** Work to complete **
Transcribe the listing in full, excluding any pictures.

***** Supplied data

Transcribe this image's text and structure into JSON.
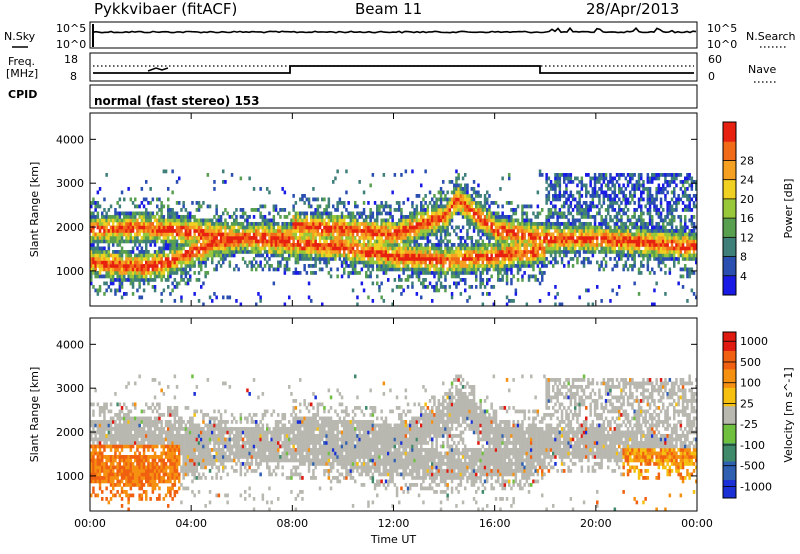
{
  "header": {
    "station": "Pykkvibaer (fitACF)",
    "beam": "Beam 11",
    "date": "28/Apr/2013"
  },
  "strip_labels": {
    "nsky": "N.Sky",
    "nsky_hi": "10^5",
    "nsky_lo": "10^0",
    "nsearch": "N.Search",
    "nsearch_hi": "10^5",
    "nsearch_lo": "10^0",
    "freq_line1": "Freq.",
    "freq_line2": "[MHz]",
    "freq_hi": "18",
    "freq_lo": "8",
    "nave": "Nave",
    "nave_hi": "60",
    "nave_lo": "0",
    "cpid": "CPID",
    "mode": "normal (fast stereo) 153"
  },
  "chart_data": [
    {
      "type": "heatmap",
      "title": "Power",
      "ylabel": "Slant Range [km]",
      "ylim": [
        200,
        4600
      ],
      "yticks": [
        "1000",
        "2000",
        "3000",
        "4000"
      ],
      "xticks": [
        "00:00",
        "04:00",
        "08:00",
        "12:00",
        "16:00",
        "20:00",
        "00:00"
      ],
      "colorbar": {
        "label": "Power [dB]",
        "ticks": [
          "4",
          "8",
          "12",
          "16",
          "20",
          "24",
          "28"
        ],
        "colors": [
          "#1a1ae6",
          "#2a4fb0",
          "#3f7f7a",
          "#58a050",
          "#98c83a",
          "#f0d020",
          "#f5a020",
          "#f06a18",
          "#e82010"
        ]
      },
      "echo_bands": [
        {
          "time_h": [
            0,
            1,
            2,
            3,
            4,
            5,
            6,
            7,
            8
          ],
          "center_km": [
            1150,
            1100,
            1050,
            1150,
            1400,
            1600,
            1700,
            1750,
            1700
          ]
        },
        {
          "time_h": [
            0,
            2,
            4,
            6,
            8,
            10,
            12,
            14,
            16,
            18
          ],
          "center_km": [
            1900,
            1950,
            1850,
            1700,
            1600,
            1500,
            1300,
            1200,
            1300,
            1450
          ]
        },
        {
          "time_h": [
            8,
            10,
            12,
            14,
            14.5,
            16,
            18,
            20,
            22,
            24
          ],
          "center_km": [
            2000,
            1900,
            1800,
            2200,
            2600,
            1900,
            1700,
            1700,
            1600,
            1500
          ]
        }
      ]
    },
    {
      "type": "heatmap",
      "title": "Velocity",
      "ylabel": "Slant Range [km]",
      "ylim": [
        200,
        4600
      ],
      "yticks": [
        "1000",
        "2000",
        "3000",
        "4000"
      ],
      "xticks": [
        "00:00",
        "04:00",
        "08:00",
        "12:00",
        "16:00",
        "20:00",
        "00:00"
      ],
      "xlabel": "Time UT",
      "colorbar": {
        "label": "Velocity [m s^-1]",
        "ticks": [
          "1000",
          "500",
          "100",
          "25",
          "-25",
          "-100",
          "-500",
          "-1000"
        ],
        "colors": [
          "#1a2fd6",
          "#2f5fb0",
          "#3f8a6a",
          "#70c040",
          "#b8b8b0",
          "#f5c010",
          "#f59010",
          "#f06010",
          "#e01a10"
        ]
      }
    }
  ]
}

**********

** Completed exercise **
Transcribe this image's text and structure into JSON.
{
  "header": {
    "station": "Pykkvibaer (fitACF)",
    "beam": "Beam 11",
    "date": "28/Apr/2013"
  },
  "strip_labels": {
    "nsky": "N.Sky",
    "nsky_hi": "10^5",
    "nsky_lo": "10^0",
    "nsearch": "N.Search",
    "nsearch_hi": "10^5",
    "nsearch_lo": "10^0",
    "freq_line1": "Freq.",
    "freq_line2": "[MHz]",
    "freq_hi": "18",
    "freq_lo": "8",
    "nave": "Nave",
    "nave_hi": "60",
    "nave_lo": "0",
    "cpid": "CPID",
    "mode": "normal (fast stereo) 153"
  },
  "chart_data": [
    {
      "type": "heatmap",
      "title": "Power",
      "ylabel": "Slant Range [km]",
      "ylim": [
        200,
        4600
      ],
      "yticks": [
        "1000",
        "2000",
        "3000",
        "4000"
      ],
      "xticks": [
        "00:00",
        "04:00",
        "08:00",
        "12:00",
        "16:00",
        "20:00",
        "00:00"
      ],
      "colorbar": {
        "label": "Power [dB]",
        "ticks": [
          "4",
          "8",
          "12",
          "16",
          "20",
          "24",
          "28"
        ],
        "colors": [
          "#1a1ae6",
          "#2a4fb0",
          "#3f7f7a",
          "#58a050",
          "#98c83a",
          "#f0d020",
          "#f5a020",
          "#f06a18",
          "#e82010"
        ]
      },
      "echo_bands": [
        {
          "time_h": [
            0,
            1,
            2,
            3,
            4,
            5,
            6,
            7,
            8
          ],
          "center_km": [
            1150,
            1100,
            1050,
            1150,
            1400,
            1600,
            1700,
            1750,
            1700
          ]
        },
        {
          "time_h": [
            0,
            2,
            4,
            6,
            8,
            10,
            12,
            14,
            16,
            18
          ],
          "center_km": [
            1900,
            1950,
            1850,
            1700,
            1600,
            1500,
            1300,
            1200,
            1300,
            1450
          ]
        },
        {
          "time_h": [
            8,
            10,
            12,
            14,
            14.5,
            16,
            18,
            20,
            22,
            24
          ],
          "center_km": [
            2000,
            1900,
            1800,
            2200,
            2600,
            1900,
            1700,
            1700,
            1600,
            1500
          ]
        }
      ]
    },
    {
      "type": "heatmap",
      "title": "Velocity",
      "ylabel": "Slant Range [km]",
      "ylim": [
        200,
        4600
      ],
      "yticks": [
        "1000",
        "2000",
        "3000",
        "4000"
      ],
      "xticks": [
        "00:00",
        "04:00",
        "08:00",
        "12:00",
        "16:00",
        "20:00",
        "00:00"
      ],
      "xlabel": "Time UT",
      "colorbar": {
        "label": "Velocity [m s^-1]",
        "ticks": [
          "1000",
          "500",
          "100",
          "25",
          "-25",
          "-100",
          "-500",
          "-1000"
        ],
        "colors": [
          "#1a2fd6",
          "#2f5fb0",
          "#3f8a6a",
          "#70c040",
          "#b8b8b0",
          "#f5c010",
          "#f59010",
          "#f06010",
          "#e01a10"
        ]
      }
    }
  ]
}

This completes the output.